> [Task objective]: Check each line of the listing below for the string "this", and copy the ones that have it.

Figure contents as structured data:
--- BEGIN ---

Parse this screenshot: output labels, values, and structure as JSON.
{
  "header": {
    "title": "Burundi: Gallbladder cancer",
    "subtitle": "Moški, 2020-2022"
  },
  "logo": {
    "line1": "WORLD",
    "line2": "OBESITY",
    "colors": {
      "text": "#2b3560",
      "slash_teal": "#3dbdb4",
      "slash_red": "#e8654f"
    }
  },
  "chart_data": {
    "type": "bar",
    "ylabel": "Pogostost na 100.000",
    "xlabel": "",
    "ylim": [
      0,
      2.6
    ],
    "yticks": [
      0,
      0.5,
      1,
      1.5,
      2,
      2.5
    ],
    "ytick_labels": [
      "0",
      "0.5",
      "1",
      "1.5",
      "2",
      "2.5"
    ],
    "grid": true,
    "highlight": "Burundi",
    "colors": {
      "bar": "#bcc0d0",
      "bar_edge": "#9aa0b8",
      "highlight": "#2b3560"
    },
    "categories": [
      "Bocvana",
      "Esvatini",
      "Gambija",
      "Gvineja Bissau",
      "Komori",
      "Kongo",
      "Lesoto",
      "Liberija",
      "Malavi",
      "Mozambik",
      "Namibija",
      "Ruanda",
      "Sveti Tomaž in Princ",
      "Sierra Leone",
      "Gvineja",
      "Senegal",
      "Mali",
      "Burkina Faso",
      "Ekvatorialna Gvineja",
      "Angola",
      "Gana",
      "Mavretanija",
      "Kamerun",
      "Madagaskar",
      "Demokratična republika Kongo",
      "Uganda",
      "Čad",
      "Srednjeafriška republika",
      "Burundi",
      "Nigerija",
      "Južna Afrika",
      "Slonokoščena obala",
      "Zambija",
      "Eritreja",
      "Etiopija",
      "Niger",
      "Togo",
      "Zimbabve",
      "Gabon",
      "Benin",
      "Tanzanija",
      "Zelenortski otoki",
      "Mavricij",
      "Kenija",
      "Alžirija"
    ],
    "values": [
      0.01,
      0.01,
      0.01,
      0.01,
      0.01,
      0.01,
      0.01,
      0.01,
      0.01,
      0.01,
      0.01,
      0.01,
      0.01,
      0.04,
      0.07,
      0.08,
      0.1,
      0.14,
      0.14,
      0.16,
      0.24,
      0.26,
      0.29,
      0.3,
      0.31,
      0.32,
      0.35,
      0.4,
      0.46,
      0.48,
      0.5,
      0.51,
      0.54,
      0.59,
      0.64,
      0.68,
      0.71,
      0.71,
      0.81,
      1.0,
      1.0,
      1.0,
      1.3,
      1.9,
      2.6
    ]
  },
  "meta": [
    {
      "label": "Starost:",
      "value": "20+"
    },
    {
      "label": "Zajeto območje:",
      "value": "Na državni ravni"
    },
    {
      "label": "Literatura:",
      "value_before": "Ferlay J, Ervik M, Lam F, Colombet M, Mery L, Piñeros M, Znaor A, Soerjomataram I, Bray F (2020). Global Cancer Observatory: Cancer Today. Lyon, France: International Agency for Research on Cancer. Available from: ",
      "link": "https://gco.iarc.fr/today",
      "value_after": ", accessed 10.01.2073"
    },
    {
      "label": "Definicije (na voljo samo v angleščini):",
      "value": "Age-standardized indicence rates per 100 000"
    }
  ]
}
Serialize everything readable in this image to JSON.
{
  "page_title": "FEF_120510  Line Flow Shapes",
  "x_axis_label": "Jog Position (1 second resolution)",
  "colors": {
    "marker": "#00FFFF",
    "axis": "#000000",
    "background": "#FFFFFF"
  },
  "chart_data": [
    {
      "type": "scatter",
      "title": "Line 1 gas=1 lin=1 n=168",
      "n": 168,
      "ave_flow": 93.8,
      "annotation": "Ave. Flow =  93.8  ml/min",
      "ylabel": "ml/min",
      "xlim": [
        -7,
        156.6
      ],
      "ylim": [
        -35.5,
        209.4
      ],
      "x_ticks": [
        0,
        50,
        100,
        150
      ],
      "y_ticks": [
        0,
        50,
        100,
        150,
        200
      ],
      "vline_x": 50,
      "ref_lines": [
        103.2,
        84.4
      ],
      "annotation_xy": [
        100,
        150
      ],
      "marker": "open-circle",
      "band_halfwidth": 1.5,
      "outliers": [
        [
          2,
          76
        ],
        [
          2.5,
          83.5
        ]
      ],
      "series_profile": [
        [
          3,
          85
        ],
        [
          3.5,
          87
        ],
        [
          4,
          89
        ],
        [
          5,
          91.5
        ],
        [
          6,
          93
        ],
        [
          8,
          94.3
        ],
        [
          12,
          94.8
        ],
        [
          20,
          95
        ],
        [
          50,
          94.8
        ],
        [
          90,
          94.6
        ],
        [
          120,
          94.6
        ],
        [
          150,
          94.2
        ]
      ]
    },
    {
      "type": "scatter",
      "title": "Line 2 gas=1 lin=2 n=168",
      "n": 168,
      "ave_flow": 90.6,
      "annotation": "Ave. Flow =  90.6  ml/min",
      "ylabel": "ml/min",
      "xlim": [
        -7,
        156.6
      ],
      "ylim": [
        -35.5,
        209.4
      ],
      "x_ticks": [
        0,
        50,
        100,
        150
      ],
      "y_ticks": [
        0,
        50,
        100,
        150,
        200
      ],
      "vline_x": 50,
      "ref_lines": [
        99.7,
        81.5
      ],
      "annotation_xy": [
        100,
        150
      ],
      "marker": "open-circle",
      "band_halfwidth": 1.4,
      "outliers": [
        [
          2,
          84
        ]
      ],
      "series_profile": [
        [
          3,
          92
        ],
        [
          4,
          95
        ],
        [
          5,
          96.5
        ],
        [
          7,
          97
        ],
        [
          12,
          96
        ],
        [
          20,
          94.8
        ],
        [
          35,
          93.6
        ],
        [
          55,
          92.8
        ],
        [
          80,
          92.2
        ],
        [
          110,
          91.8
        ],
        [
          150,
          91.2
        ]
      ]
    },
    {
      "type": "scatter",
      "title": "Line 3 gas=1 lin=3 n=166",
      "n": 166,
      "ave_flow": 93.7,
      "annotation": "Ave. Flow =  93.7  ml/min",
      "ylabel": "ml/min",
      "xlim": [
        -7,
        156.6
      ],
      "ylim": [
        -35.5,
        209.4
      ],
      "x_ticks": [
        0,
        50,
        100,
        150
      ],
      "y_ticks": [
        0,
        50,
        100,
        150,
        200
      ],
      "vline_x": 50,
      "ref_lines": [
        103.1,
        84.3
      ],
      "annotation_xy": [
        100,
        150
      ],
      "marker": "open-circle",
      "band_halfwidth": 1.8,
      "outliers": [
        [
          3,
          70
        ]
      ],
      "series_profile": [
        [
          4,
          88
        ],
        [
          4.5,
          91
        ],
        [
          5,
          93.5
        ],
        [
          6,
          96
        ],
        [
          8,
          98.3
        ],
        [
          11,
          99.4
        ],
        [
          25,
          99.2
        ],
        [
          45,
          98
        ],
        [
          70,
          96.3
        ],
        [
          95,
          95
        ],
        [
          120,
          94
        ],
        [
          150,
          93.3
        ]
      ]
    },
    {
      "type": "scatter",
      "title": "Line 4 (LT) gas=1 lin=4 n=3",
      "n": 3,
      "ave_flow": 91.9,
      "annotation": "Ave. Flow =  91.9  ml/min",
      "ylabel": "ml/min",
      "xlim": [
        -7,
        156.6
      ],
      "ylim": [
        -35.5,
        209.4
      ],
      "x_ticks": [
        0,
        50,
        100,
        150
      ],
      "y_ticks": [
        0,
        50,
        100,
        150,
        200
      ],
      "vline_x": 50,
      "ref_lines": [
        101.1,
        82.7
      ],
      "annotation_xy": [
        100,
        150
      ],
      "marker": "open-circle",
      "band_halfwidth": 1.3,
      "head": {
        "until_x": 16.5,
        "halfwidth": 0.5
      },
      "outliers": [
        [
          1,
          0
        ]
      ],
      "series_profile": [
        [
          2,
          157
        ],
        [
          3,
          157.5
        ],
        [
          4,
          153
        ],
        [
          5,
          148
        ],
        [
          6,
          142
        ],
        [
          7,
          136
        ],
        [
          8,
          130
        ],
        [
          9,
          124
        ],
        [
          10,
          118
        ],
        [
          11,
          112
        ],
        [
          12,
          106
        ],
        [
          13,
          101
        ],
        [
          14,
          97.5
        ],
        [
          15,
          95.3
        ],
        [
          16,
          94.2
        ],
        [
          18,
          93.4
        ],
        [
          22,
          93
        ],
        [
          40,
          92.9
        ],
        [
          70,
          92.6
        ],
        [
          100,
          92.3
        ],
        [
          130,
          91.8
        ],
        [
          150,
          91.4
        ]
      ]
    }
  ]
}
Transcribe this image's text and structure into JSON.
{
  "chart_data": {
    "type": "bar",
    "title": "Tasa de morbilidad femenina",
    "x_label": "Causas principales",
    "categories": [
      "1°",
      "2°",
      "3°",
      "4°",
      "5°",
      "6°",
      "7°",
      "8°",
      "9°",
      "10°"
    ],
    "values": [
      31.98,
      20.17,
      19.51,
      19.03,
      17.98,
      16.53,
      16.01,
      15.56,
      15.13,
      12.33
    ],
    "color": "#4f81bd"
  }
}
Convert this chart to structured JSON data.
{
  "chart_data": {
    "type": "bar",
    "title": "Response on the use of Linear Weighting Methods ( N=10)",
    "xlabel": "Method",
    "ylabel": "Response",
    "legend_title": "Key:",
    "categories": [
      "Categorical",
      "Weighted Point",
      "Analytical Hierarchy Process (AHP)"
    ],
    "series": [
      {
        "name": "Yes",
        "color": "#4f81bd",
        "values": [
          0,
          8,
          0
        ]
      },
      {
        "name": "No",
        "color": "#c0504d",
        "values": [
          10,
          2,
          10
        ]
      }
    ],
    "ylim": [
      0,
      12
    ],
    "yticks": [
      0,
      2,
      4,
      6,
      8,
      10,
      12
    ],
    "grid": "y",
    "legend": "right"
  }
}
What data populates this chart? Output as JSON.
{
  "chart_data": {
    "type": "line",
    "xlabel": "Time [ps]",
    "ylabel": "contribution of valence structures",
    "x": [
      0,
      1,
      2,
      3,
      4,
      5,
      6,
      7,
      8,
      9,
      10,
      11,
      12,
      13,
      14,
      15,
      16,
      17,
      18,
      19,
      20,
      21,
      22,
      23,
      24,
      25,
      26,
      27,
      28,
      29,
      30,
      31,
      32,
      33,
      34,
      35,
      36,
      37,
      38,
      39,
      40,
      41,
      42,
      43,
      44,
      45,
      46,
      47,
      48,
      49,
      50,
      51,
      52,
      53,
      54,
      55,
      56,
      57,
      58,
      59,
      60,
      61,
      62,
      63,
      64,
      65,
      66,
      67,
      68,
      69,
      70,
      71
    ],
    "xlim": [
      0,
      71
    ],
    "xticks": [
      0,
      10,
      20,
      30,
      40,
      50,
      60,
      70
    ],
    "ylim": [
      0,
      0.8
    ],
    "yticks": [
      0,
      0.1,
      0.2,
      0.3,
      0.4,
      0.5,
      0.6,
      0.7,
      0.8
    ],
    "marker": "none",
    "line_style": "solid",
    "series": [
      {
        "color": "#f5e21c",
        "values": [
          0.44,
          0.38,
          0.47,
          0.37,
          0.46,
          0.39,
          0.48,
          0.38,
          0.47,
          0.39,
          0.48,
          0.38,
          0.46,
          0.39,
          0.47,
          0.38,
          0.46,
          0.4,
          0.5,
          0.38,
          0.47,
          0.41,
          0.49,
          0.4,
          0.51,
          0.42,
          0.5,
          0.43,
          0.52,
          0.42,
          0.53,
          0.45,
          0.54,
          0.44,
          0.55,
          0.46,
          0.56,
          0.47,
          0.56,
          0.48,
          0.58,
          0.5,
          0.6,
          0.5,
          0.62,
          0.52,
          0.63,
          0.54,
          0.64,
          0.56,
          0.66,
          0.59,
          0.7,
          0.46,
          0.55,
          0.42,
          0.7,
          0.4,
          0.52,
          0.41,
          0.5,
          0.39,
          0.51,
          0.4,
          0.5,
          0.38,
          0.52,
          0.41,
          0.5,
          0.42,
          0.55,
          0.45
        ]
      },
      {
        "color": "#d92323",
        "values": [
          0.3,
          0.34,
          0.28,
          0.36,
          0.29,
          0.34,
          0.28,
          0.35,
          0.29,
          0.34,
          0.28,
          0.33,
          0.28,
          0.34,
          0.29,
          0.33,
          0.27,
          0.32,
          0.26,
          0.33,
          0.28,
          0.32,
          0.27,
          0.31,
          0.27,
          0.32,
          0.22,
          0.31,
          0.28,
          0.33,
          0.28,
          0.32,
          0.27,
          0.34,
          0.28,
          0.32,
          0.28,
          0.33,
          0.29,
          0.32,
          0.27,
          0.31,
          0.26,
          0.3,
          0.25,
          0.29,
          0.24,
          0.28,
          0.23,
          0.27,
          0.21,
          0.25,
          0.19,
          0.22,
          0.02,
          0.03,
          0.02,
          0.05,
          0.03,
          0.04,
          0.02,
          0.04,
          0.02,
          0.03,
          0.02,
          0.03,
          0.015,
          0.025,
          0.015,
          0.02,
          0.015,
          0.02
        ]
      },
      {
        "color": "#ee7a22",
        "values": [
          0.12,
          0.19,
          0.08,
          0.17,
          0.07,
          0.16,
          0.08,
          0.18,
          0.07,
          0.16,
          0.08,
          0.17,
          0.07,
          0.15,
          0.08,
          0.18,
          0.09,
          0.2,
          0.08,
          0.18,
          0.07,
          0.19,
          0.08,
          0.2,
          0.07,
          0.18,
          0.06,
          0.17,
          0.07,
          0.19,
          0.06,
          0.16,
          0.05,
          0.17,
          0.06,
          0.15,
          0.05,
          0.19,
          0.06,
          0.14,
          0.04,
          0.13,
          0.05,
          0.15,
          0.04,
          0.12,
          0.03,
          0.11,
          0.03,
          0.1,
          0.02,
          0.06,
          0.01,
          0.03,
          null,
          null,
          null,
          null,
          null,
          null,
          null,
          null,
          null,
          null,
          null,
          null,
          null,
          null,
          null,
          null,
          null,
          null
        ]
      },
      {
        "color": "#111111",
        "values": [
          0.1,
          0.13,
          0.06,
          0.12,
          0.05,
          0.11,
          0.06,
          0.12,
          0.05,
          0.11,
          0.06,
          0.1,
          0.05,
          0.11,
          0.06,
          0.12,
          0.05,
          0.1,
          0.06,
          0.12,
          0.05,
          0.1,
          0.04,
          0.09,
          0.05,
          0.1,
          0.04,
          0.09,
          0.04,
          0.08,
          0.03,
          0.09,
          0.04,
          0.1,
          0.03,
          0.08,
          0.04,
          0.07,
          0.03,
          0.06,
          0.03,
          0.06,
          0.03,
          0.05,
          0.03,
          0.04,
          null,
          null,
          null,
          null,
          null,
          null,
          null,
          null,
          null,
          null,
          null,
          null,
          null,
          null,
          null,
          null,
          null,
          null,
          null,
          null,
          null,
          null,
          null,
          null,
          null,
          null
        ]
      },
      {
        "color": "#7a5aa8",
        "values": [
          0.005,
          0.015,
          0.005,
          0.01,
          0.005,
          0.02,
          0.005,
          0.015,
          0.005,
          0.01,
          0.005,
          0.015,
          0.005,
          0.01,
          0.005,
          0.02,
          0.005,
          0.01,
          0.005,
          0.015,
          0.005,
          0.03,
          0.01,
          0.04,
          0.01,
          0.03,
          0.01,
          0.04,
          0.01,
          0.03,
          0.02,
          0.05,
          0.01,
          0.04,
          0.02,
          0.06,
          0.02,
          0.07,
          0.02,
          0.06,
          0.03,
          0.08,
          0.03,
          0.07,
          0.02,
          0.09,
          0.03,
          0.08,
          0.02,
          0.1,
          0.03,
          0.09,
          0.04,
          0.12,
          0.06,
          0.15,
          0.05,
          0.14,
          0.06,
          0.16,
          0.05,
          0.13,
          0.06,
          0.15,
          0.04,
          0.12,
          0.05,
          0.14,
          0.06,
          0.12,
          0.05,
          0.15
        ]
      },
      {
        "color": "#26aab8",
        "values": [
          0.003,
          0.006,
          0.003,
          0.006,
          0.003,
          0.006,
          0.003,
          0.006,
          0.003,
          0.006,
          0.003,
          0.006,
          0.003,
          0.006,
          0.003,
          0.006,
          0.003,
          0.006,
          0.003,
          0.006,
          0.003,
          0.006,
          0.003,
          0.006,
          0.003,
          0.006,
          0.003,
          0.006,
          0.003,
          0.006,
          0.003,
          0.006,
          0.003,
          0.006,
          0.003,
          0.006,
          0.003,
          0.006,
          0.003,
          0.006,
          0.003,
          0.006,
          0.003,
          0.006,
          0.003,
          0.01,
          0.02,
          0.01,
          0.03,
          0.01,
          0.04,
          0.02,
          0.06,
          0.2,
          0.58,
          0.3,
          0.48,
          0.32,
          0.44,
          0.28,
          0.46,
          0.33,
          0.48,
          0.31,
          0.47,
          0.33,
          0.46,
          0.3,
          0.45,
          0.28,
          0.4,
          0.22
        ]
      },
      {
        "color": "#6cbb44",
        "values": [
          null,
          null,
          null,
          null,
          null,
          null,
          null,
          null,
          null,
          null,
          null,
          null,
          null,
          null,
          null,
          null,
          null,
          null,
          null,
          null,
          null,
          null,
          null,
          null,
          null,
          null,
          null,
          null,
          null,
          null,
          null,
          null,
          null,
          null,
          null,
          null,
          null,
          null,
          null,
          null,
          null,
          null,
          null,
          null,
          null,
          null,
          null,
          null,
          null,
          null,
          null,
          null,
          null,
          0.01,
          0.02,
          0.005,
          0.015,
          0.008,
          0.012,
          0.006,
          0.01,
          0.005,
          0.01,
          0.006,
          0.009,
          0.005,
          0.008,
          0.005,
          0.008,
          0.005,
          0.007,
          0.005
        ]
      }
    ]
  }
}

--- END ---

> [The solution]:
Parse this screenshot: output labels, values, and structure as JSON.
Serialize everything readable in this image to JSON.
Transcribe this image's text and structure into JSON.
Convert this chart to structured JSON data.
What data populates this chart? Output as JSON.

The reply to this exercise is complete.